PROBLEM TO SOLVE >> Keep only the lines of the data below that contain "Municipal", and copy them.

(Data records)
>> START

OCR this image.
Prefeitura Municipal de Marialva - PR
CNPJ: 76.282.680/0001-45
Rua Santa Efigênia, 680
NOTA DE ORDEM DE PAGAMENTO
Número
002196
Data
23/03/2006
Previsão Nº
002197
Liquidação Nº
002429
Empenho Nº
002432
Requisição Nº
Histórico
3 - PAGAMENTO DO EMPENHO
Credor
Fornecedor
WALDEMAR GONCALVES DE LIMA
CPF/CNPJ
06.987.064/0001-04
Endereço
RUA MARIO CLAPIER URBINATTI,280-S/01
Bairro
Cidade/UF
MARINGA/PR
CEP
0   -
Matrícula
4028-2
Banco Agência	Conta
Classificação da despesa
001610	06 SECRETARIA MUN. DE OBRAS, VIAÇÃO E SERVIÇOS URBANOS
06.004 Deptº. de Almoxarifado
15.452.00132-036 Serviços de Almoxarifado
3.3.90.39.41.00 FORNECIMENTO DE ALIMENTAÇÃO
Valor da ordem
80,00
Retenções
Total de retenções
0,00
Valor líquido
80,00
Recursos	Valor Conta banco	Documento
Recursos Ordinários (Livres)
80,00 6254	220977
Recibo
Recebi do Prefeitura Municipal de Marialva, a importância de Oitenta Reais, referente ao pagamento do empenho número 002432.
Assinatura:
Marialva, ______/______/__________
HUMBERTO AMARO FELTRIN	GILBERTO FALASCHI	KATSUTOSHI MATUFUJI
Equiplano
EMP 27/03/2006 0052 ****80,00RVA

>> END

EXPECTED ANSWER >>
Prefeitura Municipal de Marialva - PR
Recebi do Prefeitura Municipal de Marialva, a importância de Oitenta Reais, referente ao pagamento do empenho número 002432.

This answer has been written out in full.